What the task requires » Update the question about spherical velocity conservation: write it out starting with "I am trying" and going on through "the best method?", with "extreme jerkiness" replaced by "severe jitter".
──────── Source passage ────────
Spherical velocity conservation

I am trying to create an object that accelerates around a sphere. In the object’s update function, I apply a force to it that it parallel to its forward. I also have this code to keep the object at a constant distance from the sphere and parallel to the sphere’s surface. However, no acceleration occurs because the velocity is not conserved in spherical coordinates. To fix this I tried adding the commented lines, which are supposed to first store the current local velocity, and after the position and rotation change, set it again to the previous value. However, it only produces extreme jerkiness. What is the best method?

    var hit : RaycastHit;
	var newForward : Vector3;
	if (surfaceCol.Raycast(new Ray(thisTransform.position, surface.position - thisTransform.position), hit, 100)) {
		newForward = Vector3.Cross(hit.normal, thisTransform.right);
		
	    //	var oldVel = thisTransform.InverseTransformDirection(thisBody.velocity);
		
	    thisTransform.LookAt(thisTransform.position + newForward * 50, hit.normal);
        thisTransform.position = hit.point + hit.normal * height;
        
        //  thisBody.velocity = thisTransform.TransformDirection(oldVel);
    }

do you want to do it with physics or with just movement formula?

with physics you could have 2 constant forces that apply pressure to it towarde the centre and away from the centre of the orbital sphere depending on its distance to the orbital sphere, and apply a constant force forwards and a lookat centre+90degrees. in this way you use physics to keep it in the sphere instead of using some special position formulas that cancel the physics. also it makes real orbital physical forces that you can tweak the strength of an have lots of different effects, and if you knock a thing from its orbit it moves back there physically, i did that to simulate electrons it looks great.

if you dont need physics just use sine and cosine to make sphere and make them multiply with time.time inside the cosine and sine like x=sine(time.time*time.time(accellerates exponentially) and y is with cos.

does it have a disc orbit, a spirograph orbit, or other?
──────── Dataset ────────
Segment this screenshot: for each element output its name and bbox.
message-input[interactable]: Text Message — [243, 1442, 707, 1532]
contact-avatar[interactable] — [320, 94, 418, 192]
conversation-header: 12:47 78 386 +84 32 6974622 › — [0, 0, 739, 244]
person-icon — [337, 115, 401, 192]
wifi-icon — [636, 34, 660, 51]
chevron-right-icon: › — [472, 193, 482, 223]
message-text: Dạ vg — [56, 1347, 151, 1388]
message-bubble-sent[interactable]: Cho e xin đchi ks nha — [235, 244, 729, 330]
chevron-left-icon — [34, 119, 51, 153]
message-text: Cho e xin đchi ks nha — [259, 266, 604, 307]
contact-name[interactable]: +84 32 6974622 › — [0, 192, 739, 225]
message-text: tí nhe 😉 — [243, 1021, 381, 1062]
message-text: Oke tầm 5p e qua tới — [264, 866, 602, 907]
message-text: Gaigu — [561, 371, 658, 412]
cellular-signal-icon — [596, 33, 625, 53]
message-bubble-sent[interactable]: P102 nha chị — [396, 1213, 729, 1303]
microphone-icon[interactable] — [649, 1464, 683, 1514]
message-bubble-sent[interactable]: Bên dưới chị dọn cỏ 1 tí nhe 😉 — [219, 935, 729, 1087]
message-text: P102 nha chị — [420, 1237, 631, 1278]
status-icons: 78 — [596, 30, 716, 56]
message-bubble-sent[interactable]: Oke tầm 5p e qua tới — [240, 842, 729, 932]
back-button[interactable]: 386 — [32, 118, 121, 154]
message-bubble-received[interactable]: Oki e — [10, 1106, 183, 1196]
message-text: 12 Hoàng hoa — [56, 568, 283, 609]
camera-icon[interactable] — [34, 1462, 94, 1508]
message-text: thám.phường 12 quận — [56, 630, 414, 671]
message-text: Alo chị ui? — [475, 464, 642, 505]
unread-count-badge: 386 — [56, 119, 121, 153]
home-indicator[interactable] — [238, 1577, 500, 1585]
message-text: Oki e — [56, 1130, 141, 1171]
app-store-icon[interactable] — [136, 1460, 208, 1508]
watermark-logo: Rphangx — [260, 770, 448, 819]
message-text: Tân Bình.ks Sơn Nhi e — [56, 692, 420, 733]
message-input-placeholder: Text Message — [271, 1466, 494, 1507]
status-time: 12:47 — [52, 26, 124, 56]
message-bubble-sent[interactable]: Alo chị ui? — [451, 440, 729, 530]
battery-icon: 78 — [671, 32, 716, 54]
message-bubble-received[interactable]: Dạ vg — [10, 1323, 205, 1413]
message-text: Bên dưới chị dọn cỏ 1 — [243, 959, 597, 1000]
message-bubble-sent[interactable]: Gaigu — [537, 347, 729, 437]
────────
Task response »
I am trying to create an object that accelerates around a sphere. In the object’s update function, I apply a force to it that it parallel to its forward. I also have this code to keep the object at a constant distance from the sphere and parallel to the sphere’s surface. However, no acceleration occurs because the velocity is not conserved in spherical coordinates. To fix this I tried adding the commented lines, which are supposed to first store the current local velocity, and after the position and rotation change, set it again to the previous value. However, it only produces severe jitter. What is the best method?